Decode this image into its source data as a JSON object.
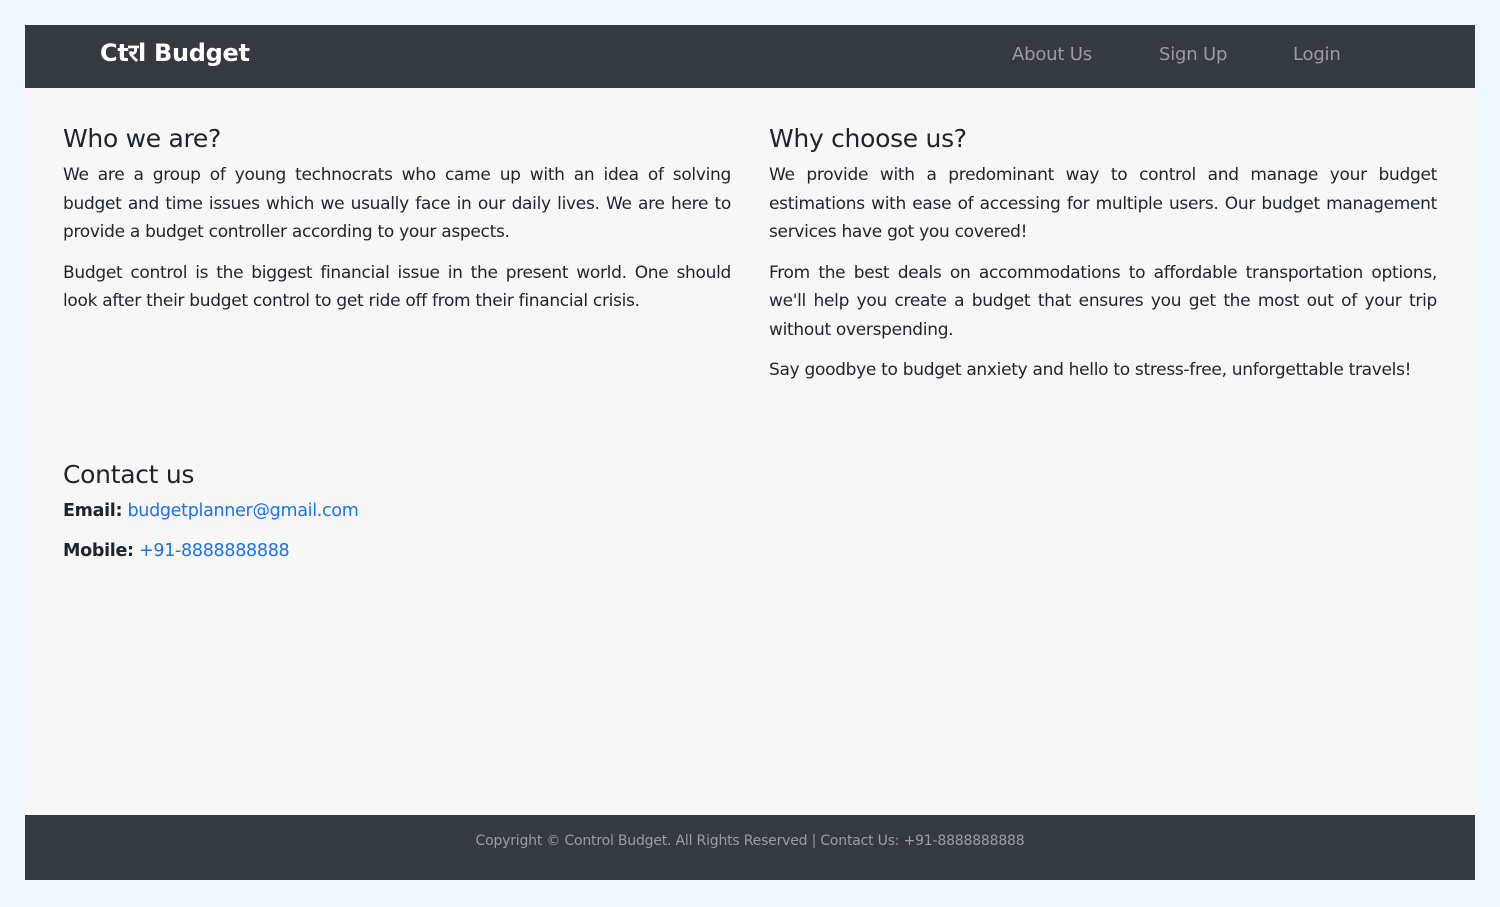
{
  "navbar": {
    "brand": "Ctरl Budget",
    "links": [
      "About Us",
      "Sign Up",
      "Login"
    ]
  },
  "who": {
    "heading": "Who we are?",
    "paragraphs": [
      "We are a group of young technocrats who came up with an idea of solving budget and time issues which we usually face in our daily lives. We are here to provide a budget controller according to your aspects.",
      "Budget control is the biggest financial issue in the present world. One should look after their budget control to get ride off from their financial crisis."
    ]
  },
  "why": {
    "heading": "Why choose us?",
    "paragraphs": [
      "We provide with a predominant way to control and manage your budget estimations with ease of accessing for multiple users. Our budget management services have got you covered!",
      "From the best deals on accommodations to affordable transportation options, we'll help you create a budget that ensures you get the most out of your trip without overspending.",
      "Say goodbye to budget anxiety and hello to stress-free, unforgettable travels!"
    ]
  },
  "contact": {
    "heading": "Contact us",
    "email_label": "Email:",
    "email_value": "budgetplanner@gmail.com",
    "mobile_label": "Mobile:",
    "mobile_value": "+91-8888888888"
  },
  "footer": {
    "text": "Copyright © Control Budget. All Rights Reserved | Contact Us: +91-8888888888"
  },
  "colors": {
    "navbar_bg": "#343a40",
    "page_bg": "#f7f7f7",
    "outer_bg": "#f0f7fe",
    "link": "#1a73e8",
    "nav_text": "#9a9da1"
  }
}
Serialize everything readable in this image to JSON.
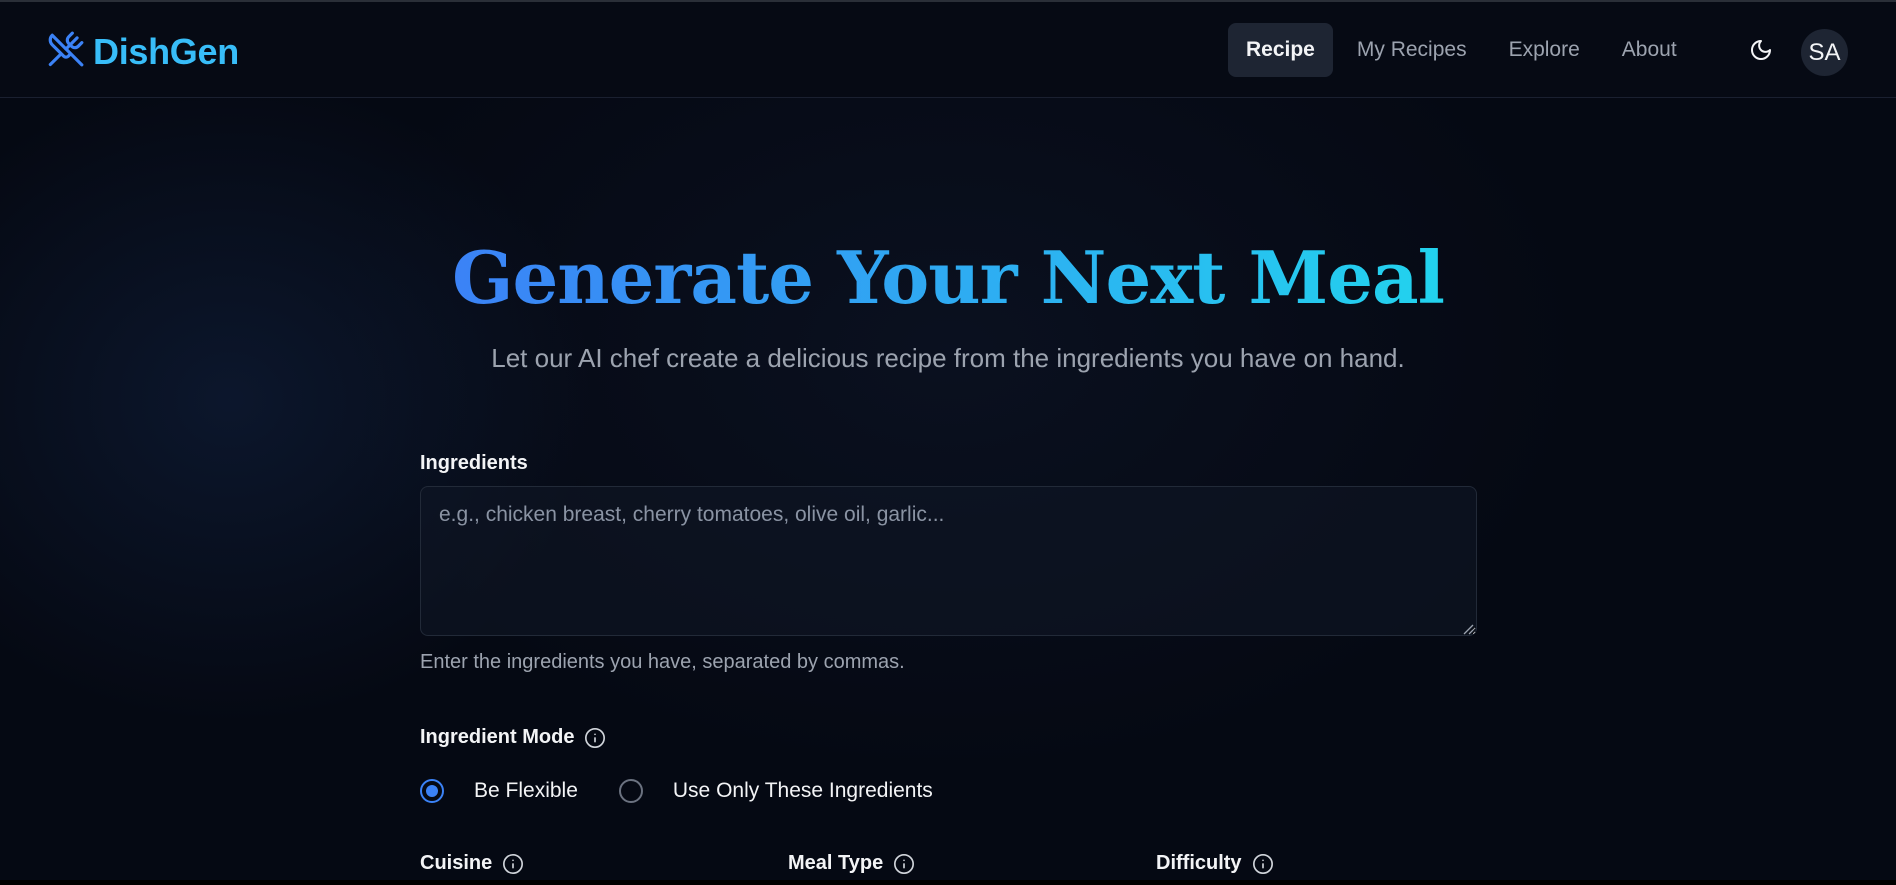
○ ○ ○ ○ ○ ○ ○
WHAT THE TASK ASKS
Print all of the records shown above exactly, leaving out each picture.

OUTPUT OF THE TASK
Decode this image into its source data as a JSON object.
{
  "navbar": {
    "brand": "Ctरl Budget",
    "links": [
      "About Us",
      "Sign Up",
      "Login"
    ]
  },
  "who": {
    "heading": "Who we are?",
    "paragraphs": [
      "We are a group of young technocrats who came up with an idea of solving budget and time issues which we usually face in our daily lives. We are here to provide a budget controller according to your aspects.",
      "Budget control is the biggest financial issue in the present world. One should look after their budget control to get ride off from their financial crisis."
    ]
  },
  "why": {
    "heading": "Why choose us?",
    "paragraphs": [
      "We provide with a predominant way to control and manage your budget estimations with ease of accessing for multiple users. Our budget management services have got you covered!",
      "From the best deals on accommodations to affordable transportation options, we'll help you create a budget that ensures you get the most out of your trip without overspending.",
      "Say goodbye to budget anxiety and hello to stress-free, unforgettable travels!"
    ]
  },
  "contact": {
    "heading": "Contact us",
    "email_label": "Email:",
    "email_value": "budgetplanner@gmail.com",
    "mobile_label": "Mobile:",
    "mobile_value": "+91-8888888888"
  },
  "footer": {
    "text": "Copyright © Control Budget. All Rights Reserved | Contact Us: +91-8888888888"
  },
  "colors": {
    "navbar_bg": "#343a40",
    "page_bg": "#f7f7f7",
    "outer_bg": "#f0f7fe",
    "link": "#1a73e8",
    "nav_text": "#9a9da1"
  }
}
Serialize everything readable in this image to JSON.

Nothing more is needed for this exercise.